__Stated task__:
Quote the entries in full, character for character, without their images.

— start —

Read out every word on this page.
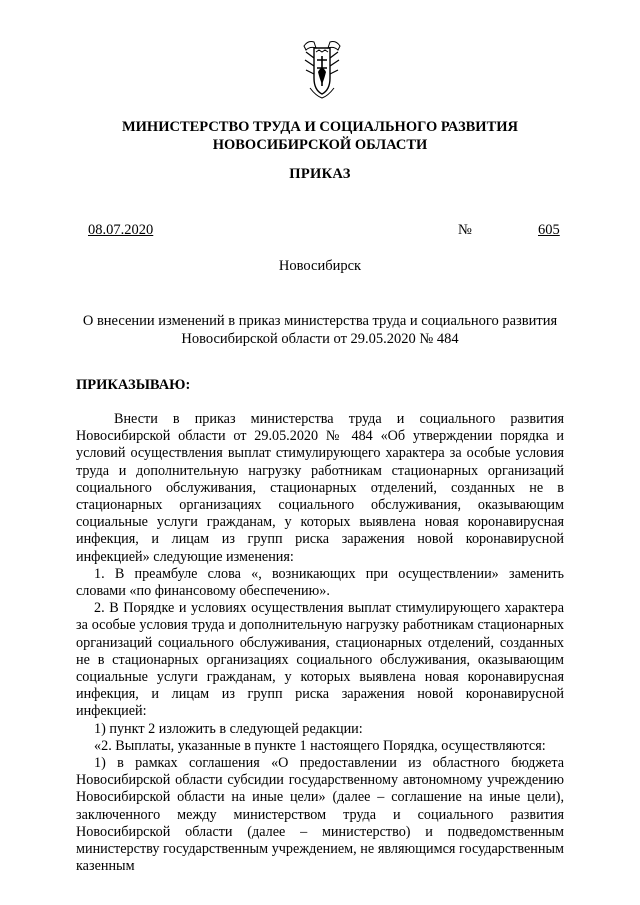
МИНИСТЕРСТВО ТРУДА И СОЦИАЛЬНОГО РАЗВИТИЯ
НОВОСИБИРСКОЙ ОБЛАСТИ
ПРИКАЗ
08.07.2020	№	605
Новосибирск
О внесении изменений в приказ министерства труда и социального развития
Новосибирской области от 29.05.2020 № 484
ПРИКАЗЫВАЮ:

Внести в приказ министерства труда и социального развития Новосибирской области от 29.05.2020 № 484 «Об утверждении порядка и условий осуществления выплат стимулирующего характера за особые условия труда и дополнительную нагрузку работникам стационарных организаций социального обслуживания, стационарных отделений, созданных не в стационарных организациях социального обслуживания, оказывающим социальные услуги гражданам, у которых выявлена новая коронавирусная инфекция, и лицам из групп риска заражения новой коронавирусной инфекцией» следующие изменения:

1. В преамбуле слова «, возникающих при осуществлении» заменить словами «по финансовому обеспечению».

2. В Порядке и условиях осуществления выплат стимулирующего характера за особые условия труда и дополнительную нагрузку работникам стационарных организаций социального обслуживания, стационарных отделений, созданных не в стационарных организациях социального обслуживания, оказывающим социальные услуги гражданам, у которых выявлена новая коронавирусная инфекция, и лицам из групп риска заражения новой коронавирусной инфекцией:

1) пункт 2 изложить в следующей редакции:

«2. Выплаты, указанные в пункте 1 настоящего Порядка, осуществляются:

1) в рамках соглашения «О предоставлении из областного бюджета Новосибирской области субсидии государственному автономному учреждению Новосибирской области на иные цели» (далее – соглашение на иные цели), заключенного между министерством труда и социального развития Новосибирской области (далее – министерство) и подведомственным министерству государственным учреждением, не являющимся государственным казенным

— end —

__Response to this task__:
Read out every word on this page.
МИНИСТЕРСТВО ТРУДА И СОЦИАЛЬНОГО РАЗВИТИЯ
НОВОСИБИРСКОЙ ОБЛАСТИ
ПРИКАЗ
08.07.2020	№	605
Новосибирск
О внесении изменений в приказ министерства труда и социального развития
Новосибирской области от 29.05.2020 № 484
ПРИКАЗЫВАЮ:

Внести в приказ министерства труда и социального развития Новосибирской области от 29.05.2020 № 484 «Об утверждении порядка и условий осуществления выплат стимулирующего характера за особые условия труда и дополнительную нагрузку работникам стационарных организаций социального обслуживания, стационарных отделений, созданных не в стационарных организациях социального обслуживания, оказывающим социальные услуги гражданам, у которых выявлена новая коронавирусная инфекция, и лицам из групп риска заражения новой коронавирусной инфекцией» следующие изменения:

1. В преамбуле слова «, возникающих при осуществлении» заменить словами «по финансовому обеспечению».

2. В Порядке и условиях осуществления выплат стимулирующего характера за особые условия труда и дополнительную нагрузку работникам стационарных организаций социального обслуживания, стационарных отделений, созданных не в стационарных организациях социального обслуживания, оказывающим социальные услуги гражданам, у которых выявлена новая коронавирусная инфекция, и лицам из групп риска заражения новой коронавирусной инфекцией:

1) пункт 2 изложить в следующей редакции:

«2. Выплаты, указанные в пункте 1 настоящего Порядка, осуществляются:

1) в рамках соглашения «О предоставлении из областного бюджета Новосибирской области субсидии государственному автономному учреждению Новосибирской области на иные цели» (далее – соглашение на иные цели), заключенного между министерством труда и социального развития Новосибирской области (далее – министерство) и подведомственным министерству государственным учреждением, не являющимся государственным казенным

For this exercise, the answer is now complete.